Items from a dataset
━━━━
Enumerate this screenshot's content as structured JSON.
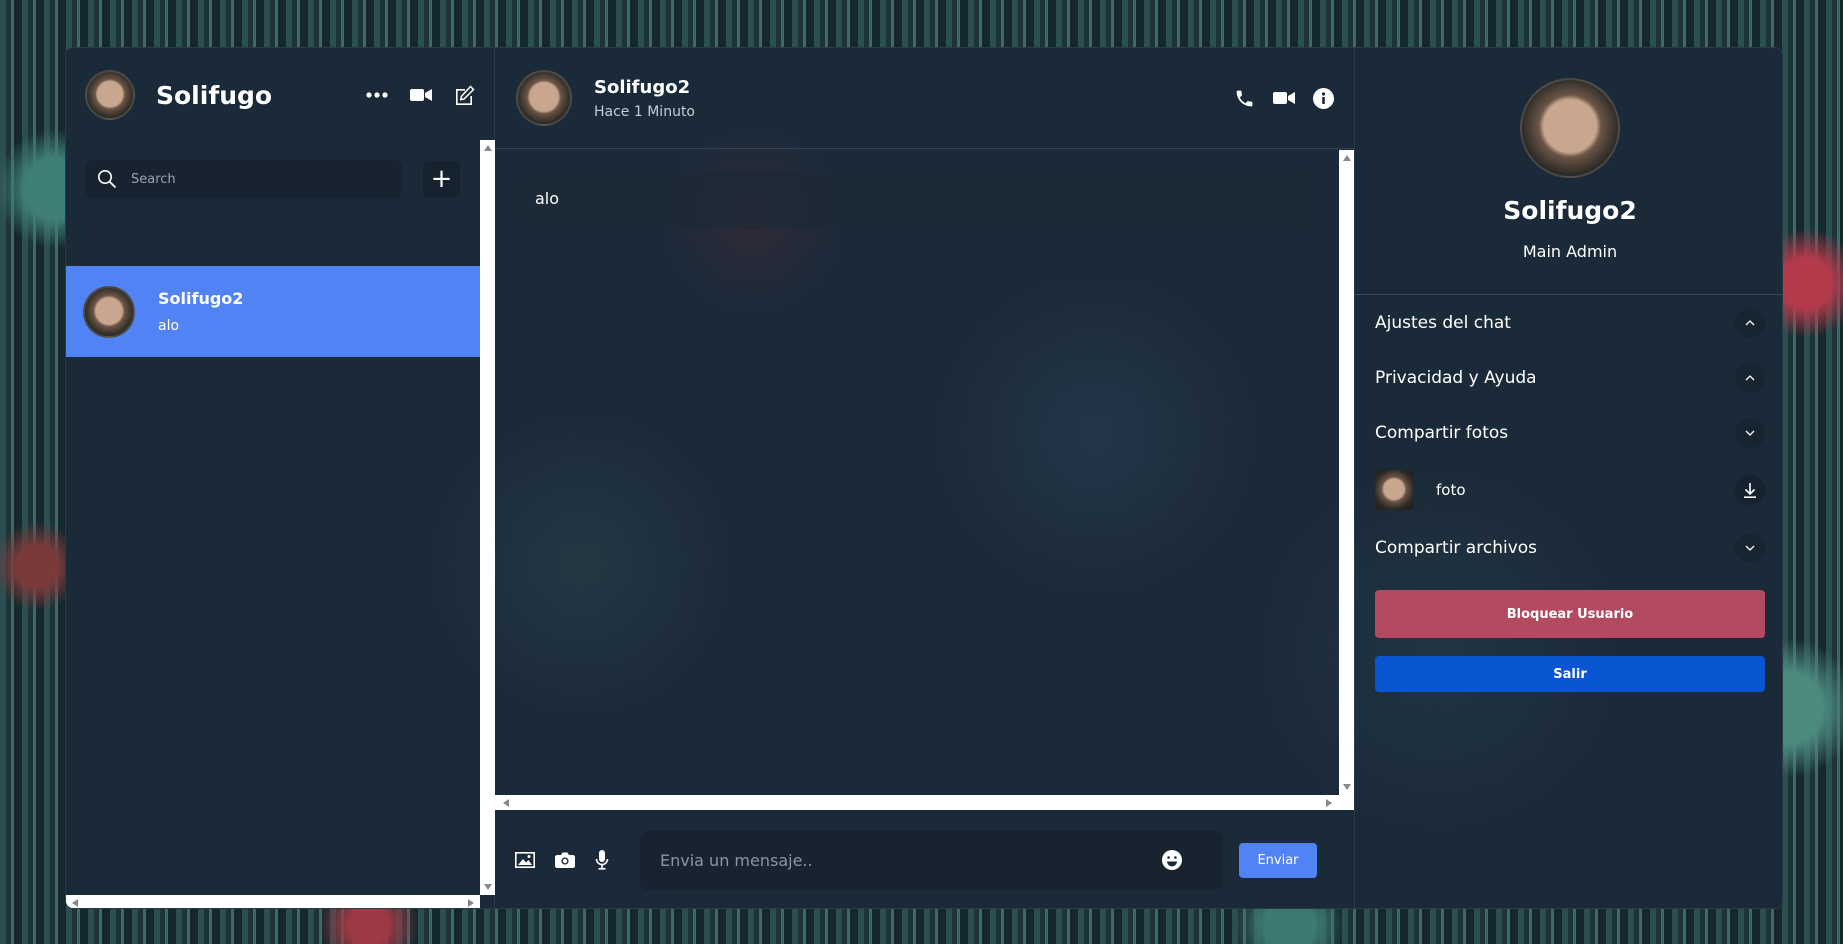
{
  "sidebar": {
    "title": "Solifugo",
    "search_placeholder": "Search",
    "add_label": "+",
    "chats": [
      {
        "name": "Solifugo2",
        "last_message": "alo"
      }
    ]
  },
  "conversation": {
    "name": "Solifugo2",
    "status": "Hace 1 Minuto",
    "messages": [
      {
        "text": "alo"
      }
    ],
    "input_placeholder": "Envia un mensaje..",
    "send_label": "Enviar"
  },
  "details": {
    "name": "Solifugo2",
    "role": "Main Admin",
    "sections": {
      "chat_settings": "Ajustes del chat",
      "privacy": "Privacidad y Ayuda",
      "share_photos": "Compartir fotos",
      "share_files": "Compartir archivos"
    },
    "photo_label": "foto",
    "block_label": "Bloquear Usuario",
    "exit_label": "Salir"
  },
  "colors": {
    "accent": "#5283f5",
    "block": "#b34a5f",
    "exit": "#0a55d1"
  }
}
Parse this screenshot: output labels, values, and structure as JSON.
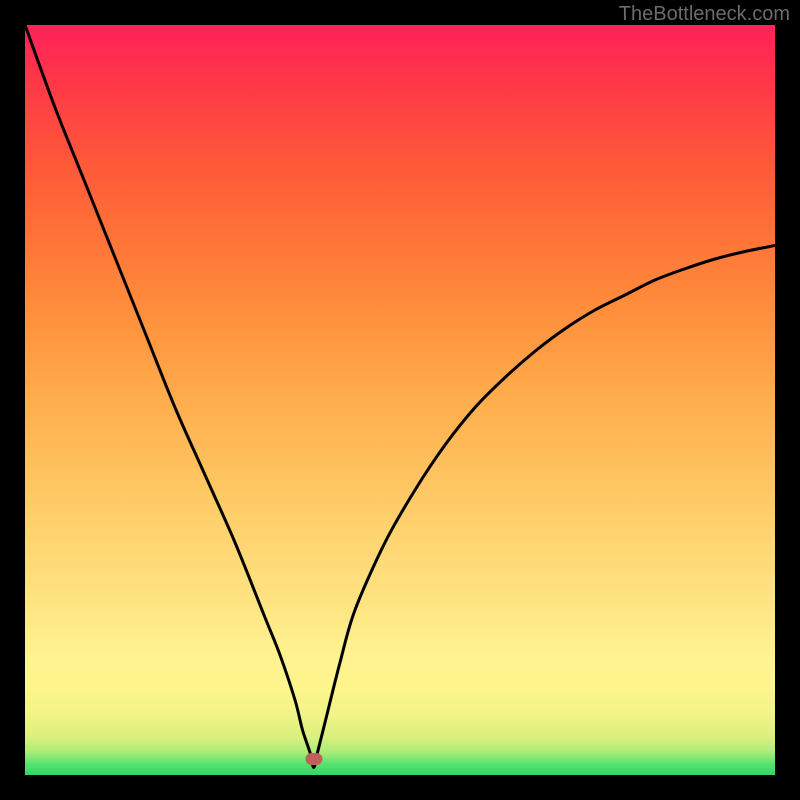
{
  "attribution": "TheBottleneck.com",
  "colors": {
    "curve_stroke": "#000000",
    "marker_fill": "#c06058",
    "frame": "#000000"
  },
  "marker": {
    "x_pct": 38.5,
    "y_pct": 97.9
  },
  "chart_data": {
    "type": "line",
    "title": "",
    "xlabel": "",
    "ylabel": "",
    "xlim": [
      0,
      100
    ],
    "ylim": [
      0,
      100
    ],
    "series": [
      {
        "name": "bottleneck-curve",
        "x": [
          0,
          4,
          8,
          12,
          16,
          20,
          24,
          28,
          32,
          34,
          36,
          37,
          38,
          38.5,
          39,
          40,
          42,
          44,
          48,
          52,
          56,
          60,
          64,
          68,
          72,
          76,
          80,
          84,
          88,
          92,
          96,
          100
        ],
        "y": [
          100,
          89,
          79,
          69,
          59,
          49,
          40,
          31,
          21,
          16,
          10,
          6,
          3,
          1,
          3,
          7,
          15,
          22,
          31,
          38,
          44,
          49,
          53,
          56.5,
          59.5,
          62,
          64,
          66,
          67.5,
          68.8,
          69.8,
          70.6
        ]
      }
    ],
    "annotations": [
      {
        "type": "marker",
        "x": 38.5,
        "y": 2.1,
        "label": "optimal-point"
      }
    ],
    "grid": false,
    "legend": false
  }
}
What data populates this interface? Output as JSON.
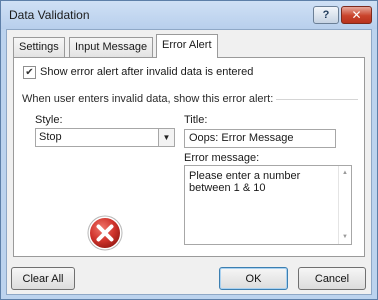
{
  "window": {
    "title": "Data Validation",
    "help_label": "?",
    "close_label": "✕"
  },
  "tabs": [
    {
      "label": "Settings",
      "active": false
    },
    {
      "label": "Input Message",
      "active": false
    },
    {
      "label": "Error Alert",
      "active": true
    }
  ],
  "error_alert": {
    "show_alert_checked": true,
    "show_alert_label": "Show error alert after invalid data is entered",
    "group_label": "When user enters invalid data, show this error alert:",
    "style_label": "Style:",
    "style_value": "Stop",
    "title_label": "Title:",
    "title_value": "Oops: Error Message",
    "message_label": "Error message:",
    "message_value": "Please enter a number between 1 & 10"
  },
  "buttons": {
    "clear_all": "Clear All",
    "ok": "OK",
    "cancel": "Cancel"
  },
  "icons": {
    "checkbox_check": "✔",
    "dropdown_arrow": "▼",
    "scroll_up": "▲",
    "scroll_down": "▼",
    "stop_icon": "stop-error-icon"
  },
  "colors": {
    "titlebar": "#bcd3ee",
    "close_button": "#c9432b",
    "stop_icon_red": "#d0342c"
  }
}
━━━━
▸ **EXERCISE PROMPT**
Select and copy every line of the material that holds the string "invalid".

▸ **EXERCISE ANSWER**
    "show_alert_label": "Show error alert after invalid data is entered",
    "group_label": "When user enters invalid data, show this error alert:",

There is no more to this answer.